Records from a collection
:::::

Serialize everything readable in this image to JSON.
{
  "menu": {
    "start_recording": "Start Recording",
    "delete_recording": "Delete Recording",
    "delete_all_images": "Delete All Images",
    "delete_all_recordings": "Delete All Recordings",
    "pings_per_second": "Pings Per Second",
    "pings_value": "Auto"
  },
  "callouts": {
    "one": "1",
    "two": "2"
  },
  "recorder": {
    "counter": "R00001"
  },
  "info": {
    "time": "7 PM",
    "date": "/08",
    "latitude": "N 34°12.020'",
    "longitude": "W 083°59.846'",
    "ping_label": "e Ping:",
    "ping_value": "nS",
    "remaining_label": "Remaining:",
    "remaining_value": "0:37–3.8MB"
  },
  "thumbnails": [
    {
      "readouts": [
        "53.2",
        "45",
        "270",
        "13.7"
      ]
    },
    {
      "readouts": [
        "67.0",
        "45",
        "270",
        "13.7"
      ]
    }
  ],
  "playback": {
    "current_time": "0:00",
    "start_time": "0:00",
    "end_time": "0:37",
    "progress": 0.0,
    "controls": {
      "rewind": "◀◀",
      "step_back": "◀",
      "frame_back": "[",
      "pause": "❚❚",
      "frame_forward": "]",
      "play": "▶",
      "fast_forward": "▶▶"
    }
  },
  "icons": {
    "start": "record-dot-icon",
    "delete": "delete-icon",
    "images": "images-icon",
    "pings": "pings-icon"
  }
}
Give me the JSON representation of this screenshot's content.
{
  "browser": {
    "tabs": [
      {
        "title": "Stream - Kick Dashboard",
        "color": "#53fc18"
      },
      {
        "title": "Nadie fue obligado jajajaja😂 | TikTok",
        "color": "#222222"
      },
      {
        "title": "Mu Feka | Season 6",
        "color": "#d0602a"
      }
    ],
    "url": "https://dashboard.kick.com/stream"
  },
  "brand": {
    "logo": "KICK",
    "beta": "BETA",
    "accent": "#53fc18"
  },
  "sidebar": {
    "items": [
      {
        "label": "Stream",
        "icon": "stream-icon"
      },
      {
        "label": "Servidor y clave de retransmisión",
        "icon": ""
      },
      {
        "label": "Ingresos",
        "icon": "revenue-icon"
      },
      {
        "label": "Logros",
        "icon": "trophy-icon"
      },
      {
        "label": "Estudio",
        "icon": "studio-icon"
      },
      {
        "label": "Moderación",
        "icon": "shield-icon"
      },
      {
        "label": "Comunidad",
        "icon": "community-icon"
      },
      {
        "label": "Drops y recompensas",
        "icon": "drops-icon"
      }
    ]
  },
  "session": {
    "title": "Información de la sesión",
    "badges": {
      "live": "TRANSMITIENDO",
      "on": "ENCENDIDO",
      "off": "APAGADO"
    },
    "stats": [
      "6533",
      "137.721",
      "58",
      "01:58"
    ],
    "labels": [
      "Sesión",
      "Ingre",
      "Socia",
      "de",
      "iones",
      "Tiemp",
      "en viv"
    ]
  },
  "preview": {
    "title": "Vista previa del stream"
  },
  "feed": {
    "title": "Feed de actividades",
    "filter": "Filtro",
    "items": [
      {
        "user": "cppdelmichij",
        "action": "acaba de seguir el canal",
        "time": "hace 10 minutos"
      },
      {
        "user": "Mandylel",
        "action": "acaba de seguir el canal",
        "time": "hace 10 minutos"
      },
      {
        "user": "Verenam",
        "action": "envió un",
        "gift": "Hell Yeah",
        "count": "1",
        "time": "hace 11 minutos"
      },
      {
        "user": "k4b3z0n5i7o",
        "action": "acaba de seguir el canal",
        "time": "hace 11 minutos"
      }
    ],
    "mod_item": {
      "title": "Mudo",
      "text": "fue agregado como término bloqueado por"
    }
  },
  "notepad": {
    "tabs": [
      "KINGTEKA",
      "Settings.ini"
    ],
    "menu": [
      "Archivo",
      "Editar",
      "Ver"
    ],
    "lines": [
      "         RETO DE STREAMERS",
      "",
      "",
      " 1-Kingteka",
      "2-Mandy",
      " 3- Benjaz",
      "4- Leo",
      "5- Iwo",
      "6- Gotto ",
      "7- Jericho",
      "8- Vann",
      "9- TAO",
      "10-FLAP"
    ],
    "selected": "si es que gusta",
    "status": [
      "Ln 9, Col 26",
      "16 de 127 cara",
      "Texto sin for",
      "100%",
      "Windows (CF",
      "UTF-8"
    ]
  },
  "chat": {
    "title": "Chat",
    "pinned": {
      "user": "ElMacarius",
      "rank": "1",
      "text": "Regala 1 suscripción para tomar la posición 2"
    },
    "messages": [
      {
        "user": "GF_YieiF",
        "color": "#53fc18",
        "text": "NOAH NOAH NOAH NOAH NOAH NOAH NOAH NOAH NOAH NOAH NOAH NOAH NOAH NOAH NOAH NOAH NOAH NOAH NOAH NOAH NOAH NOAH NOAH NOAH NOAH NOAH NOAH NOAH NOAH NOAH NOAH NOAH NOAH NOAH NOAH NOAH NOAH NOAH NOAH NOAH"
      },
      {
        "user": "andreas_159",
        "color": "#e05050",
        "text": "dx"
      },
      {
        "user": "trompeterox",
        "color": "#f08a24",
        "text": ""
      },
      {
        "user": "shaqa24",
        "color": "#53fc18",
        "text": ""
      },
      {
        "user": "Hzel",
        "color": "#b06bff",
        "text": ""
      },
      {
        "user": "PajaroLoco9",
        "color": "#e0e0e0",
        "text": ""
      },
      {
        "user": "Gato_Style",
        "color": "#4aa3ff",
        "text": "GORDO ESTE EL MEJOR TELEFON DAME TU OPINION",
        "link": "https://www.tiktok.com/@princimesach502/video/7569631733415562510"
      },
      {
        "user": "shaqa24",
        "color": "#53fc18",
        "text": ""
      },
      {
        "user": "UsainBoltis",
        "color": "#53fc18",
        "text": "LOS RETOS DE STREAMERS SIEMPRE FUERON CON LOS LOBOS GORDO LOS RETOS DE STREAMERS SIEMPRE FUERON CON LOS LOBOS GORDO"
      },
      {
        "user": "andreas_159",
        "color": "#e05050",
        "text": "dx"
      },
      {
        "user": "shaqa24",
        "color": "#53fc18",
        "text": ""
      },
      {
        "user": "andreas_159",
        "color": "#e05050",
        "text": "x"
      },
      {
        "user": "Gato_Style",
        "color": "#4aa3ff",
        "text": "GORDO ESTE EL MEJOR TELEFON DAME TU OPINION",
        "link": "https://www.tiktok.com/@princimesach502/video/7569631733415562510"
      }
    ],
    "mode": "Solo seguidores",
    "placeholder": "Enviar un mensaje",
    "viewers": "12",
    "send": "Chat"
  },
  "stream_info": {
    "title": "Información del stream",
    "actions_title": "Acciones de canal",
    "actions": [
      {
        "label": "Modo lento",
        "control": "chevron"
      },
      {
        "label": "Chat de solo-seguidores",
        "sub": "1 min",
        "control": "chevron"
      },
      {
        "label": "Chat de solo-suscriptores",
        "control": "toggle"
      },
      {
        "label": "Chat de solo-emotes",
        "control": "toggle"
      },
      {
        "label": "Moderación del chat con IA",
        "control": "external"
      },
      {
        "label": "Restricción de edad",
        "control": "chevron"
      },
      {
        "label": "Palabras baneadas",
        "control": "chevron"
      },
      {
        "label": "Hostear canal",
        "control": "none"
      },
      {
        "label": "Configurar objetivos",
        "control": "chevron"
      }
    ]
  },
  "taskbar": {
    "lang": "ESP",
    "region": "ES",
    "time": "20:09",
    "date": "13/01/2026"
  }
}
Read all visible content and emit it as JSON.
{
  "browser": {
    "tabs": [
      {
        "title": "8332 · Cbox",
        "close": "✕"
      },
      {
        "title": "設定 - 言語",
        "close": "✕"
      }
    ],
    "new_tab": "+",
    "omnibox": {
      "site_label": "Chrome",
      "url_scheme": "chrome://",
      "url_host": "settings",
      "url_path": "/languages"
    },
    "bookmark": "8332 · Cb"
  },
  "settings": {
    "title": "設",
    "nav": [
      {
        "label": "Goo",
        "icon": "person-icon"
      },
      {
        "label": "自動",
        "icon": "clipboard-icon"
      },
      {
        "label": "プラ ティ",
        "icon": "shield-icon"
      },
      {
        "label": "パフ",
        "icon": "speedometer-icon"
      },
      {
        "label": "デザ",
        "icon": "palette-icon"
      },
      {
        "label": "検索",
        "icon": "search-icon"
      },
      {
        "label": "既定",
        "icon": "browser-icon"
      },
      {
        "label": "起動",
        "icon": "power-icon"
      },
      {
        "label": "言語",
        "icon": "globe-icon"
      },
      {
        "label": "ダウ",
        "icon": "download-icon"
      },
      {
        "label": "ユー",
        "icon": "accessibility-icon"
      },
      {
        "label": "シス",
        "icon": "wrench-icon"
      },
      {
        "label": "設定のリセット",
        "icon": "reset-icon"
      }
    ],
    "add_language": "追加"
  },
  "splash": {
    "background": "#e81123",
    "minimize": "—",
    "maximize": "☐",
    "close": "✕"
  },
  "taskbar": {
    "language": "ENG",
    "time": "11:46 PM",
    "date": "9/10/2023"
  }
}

:::::

# The exercise
What is the number of lines in this material that hold the string "Moderación"? Answer with that number only.

# Exercise solution
2